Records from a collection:
* begin *

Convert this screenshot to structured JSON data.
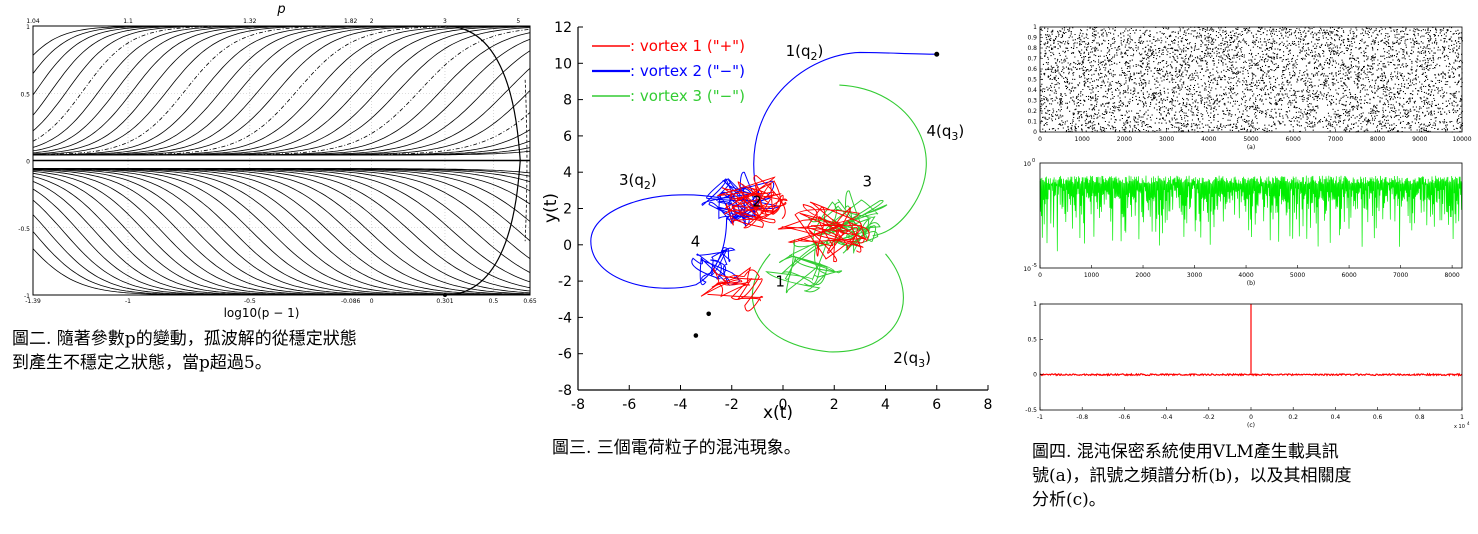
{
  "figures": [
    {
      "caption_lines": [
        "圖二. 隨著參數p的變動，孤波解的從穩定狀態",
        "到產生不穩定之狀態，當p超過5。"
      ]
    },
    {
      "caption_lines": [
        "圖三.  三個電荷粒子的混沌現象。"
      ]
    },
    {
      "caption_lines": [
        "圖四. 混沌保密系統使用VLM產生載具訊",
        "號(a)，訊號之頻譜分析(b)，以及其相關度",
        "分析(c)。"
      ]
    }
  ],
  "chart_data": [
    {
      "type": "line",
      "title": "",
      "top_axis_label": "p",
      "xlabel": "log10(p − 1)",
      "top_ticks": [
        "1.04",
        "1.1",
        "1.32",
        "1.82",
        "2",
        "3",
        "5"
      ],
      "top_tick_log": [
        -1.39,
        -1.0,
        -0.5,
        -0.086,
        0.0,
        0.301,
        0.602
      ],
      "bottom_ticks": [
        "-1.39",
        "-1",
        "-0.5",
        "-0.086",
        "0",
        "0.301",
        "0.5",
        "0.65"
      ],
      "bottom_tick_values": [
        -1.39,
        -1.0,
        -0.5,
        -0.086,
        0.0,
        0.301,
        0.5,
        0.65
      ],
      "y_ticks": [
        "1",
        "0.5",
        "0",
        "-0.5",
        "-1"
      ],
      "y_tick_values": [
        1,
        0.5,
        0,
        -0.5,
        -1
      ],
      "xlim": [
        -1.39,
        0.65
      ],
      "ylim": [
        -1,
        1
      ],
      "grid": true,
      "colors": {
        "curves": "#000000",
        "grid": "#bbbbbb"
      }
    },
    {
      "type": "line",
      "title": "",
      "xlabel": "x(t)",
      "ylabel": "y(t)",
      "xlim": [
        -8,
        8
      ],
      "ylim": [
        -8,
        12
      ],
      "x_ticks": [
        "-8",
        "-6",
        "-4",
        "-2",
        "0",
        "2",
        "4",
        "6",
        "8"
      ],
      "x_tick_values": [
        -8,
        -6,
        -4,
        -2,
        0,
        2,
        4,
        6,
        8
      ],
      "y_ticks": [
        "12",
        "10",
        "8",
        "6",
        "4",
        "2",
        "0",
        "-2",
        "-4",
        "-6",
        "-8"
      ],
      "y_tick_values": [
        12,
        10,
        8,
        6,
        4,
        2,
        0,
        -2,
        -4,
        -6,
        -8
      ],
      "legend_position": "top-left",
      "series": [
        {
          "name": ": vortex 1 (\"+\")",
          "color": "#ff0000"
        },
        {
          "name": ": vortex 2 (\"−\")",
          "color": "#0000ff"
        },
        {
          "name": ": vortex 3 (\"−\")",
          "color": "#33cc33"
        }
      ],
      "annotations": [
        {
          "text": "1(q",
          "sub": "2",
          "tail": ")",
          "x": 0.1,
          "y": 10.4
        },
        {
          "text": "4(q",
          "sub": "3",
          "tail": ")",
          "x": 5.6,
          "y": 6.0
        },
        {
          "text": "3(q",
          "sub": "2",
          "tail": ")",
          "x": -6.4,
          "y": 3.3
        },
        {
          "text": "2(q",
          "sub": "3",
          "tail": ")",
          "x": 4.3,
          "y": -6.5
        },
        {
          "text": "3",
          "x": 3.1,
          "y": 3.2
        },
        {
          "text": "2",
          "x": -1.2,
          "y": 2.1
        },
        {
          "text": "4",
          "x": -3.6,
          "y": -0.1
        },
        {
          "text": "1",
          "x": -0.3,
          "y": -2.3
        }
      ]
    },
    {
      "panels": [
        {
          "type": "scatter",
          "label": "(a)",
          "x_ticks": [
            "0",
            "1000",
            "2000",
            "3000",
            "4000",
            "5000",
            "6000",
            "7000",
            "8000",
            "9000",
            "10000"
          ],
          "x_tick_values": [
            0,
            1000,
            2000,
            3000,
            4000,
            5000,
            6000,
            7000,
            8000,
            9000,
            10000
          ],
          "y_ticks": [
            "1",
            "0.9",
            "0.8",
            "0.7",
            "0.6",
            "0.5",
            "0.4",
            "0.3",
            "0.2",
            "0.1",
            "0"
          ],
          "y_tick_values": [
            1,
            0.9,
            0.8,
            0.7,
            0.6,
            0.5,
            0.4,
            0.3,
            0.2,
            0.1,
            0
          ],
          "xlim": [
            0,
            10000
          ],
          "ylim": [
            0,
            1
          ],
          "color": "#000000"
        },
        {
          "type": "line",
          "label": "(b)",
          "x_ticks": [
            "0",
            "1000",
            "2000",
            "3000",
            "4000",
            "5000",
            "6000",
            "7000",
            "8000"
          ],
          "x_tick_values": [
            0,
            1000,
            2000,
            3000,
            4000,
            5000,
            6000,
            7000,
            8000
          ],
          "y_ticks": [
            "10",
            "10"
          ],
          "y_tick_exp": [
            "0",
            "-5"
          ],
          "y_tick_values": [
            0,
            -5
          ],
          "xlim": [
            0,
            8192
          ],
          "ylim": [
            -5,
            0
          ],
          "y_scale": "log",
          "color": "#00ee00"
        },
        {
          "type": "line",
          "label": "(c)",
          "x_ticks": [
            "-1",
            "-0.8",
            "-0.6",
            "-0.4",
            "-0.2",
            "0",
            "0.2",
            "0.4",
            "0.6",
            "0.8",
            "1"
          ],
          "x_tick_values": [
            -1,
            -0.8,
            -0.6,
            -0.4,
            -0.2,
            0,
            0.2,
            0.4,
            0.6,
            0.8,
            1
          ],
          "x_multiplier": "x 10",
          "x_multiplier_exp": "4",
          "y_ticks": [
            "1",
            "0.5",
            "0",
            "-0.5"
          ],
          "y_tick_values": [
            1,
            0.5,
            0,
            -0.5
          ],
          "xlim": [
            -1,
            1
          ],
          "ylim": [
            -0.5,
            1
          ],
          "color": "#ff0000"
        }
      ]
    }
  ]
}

* end *

TASK REQUIREMENTS
Gather up the lines that contain the word "text".

RESPONSE
          "text": "1(q",
          "text": "4(q",
          "text": "3(q",
          "text": "2(q",
          "text": "3",
          "text": "2",
          "text": "4",
          "text": "1",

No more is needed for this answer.